**What the task asks**
Find the word "name" in the listing; pull out each line holding it.

** start **

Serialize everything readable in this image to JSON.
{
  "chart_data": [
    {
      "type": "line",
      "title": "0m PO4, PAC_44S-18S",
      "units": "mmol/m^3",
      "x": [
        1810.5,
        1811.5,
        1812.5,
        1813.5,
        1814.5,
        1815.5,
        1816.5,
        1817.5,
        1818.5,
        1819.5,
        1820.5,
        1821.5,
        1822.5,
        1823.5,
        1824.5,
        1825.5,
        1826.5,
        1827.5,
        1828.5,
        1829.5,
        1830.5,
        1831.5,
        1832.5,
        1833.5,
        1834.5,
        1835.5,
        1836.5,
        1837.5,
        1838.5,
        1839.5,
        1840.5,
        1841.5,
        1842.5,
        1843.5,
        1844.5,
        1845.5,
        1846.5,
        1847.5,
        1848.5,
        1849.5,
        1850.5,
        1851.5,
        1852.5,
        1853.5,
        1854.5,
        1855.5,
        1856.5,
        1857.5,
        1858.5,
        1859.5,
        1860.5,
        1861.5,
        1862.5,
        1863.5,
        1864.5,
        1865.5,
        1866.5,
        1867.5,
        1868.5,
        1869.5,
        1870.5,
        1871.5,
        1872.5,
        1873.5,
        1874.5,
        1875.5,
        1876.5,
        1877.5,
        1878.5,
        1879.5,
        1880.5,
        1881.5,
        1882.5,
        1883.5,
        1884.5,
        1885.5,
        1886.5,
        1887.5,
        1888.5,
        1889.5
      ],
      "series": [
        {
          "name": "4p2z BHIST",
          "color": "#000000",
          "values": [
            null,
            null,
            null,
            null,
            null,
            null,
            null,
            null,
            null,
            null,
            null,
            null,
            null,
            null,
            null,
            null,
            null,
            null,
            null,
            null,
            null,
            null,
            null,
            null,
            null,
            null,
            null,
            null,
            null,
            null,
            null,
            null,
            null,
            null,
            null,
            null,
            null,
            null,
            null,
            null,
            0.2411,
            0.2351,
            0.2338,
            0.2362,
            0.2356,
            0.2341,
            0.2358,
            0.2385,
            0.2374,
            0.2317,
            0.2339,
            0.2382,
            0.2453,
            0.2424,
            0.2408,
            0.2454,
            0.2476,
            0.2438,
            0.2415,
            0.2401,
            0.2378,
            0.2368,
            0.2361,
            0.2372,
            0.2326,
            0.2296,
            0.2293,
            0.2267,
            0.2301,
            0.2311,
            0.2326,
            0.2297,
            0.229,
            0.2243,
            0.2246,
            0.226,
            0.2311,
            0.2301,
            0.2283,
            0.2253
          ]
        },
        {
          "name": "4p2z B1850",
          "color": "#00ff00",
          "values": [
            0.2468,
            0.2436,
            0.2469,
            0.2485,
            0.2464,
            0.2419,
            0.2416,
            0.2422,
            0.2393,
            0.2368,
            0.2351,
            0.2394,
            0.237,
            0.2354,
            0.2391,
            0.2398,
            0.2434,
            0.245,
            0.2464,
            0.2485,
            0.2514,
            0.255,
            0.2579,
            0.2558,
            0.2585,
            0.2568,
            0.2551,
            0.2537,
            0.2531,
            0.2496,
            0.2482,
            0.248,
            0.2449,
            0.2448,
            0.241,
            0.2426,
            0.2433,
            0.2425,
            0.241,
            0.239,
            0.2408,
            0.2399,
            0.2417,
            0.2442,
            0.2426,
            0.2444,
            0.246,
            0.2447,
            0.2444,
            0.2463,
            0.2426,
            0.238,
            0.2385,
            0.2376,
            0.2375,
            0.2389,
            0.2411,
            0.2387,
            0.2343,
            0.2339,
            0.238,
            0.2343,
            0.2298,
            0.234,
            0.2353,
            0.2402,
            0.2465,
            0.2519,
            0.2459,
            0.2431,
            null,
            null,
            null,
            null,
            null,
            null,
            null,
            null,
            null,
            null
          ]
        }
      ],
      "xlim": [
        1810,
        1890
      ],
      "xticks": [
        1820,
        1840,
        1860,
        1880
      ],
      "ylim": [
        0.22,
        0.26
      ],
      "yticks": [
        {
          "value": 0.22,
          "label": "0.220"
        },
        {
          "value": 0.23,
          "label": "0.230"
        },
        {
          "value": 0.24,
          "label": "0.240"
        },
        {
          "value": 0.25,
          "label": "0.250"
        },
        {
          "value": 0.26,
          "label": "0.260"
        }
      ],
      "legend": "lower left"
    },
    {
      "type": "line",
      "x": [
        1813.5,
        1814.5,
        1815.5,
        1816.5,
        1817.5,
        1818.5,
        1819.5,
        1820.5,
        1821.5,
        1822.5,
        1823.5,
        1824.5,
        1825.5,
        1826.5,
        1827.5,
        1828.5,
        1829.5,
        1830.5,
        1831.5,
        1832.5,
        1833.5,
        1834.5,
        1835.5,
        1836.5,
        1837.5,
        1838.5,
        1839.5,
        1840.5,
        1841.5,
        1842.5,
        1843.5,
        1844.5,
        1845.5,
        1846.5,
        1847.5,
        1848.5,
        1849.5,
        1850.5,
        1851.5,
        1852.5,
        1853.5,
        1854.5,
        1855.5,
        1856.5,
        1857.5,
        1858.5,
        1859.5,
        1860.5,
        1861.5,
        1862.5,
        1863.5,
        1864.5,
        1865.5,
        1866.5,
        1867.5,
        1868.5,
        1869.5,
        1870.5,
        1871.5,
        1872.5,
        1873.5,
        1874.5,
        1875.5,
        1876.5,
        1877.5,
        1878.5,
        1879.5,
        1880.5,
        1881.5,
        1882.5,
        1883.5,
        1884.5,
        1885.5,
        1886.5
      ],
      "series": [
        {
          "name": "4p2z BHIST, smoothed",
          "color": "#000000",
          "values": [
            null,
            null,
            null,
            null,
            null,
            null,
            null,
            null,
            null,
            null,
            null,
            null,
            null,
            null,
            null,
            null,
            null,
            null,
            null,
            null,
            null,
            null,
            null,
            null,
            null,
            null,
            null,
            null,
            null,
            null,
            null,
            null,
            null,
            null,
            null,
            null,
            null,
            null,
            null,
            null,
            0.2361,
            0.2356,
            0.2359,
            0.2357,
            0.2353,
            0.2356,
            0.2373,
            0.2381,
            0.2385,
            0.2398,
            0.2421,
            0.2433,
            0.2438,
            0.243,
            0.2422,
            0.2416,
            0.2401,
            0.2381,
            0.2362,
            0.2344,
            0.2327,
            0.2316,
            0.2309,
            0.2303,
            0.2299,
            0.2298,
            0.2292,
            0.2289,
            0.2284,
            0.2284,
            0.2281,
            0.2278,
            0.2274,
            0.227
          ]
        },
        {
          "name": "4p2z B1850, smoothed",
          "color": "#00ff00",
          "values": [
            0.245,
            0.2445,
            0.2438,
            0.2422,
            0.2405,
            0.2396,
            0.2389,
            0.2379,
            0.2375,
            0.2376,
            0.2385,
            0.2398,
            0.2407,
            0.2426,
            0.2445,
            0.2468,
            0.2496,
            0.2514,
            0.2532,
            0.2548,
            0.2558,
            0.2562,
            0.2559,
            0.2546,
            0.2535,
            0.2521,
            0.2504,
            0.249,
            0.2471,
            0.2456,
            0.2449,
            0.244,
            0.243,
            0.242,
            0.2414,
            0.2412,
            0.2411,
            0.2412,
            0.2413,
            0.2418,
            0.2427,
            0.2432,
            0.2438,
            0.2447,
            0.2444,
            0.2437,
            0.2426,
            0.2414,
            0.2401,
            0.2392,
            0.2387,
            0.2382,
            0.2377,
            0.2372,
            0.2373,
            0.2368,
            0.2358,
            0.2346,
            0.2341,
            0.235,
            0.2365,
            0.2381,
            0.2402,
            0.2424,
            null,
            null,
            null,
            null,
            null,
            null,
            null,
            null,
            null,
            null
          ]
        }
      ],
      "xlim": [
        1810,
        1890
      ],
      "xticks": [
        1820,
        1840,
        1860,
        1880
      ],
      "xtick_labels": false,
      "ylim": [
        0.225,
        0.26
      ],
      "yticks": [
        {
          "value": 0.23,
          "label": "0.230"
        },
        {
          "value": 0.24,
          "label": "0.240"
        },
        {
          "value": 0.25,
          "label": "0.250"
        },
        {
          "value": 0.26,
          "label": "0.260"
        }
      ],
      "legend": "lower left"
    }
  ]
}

** end **

**Exercise response**
          "name": "4p2z BHIST",
          "name": "4p2z B1850",
          "name": "4p2z BHIST, smoothed",
          "name": "4p2z B1850, smoothed",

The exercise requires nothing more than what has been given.